EXERCISE BRIEF. Pick out each line with the word "JSON" from the material that follows.
>> Start
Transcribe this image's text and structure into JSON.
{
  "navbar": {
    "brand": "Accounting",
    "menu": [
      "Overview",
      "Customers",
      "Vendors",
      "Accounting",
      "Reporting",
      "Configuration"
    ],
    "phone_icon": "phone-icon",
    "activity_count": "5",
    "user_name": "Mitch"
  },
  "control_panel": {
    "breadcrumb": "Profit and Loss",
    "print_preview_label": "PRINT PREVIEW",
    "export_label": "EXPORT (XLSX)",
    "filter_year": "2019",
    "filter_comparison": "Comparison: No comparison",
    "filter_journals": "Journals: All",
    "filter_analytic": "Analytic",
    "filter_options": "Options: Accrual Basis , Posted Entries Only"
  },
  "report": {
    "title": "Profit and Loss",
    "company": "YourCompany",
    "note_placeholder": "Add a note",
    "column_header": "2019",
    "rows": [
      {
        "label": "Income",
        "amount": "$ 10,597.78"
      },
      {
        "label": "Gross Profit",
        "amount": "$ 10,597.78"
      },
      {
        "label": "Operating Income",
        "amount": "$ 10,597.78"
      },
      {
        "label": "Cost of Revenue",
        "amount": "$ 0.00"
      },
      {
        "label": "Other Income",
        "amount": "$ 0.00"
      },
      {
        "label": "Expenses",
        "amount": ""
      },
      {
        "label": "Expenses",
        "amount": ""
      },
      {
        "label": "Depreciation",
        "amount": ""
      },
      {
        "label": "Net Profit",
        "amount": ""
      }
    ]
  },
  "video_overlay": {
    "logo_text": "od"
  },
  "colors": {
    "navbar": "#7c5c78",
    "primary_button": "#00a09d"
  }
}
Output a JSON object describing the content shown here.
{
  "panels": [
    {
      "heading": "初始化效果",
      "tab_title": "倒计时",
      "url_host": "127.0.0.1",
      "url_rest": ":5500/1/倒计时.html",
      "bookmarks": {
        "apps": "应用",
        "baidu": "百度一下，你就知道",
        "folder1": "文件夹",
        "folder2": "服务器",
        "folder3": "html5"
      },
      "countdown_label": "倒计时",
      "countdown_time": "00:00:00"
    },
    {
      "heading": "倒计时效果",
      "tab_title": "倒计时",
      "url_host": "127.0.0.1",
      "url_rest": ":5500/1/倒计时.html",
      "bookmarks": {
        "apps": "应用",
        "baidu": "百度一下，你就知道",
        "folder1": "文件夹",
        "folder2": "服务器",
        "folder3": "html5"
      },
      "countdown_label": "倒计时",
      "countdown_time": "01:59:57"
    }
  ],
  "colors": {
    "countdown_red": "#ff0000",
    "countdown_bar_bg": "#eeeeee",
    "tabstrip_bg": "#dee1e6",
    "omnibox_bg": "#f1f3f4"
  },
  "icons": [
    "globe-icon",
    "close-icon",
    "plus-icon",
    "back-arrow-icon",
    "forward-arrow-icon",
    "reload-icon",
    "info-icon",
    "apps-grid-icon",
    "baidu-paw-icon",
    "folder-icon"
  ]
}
>> End
TASK RESULT.
Transcribe this image's text and structure into JSON.
Output a JSON object describing the content shown here.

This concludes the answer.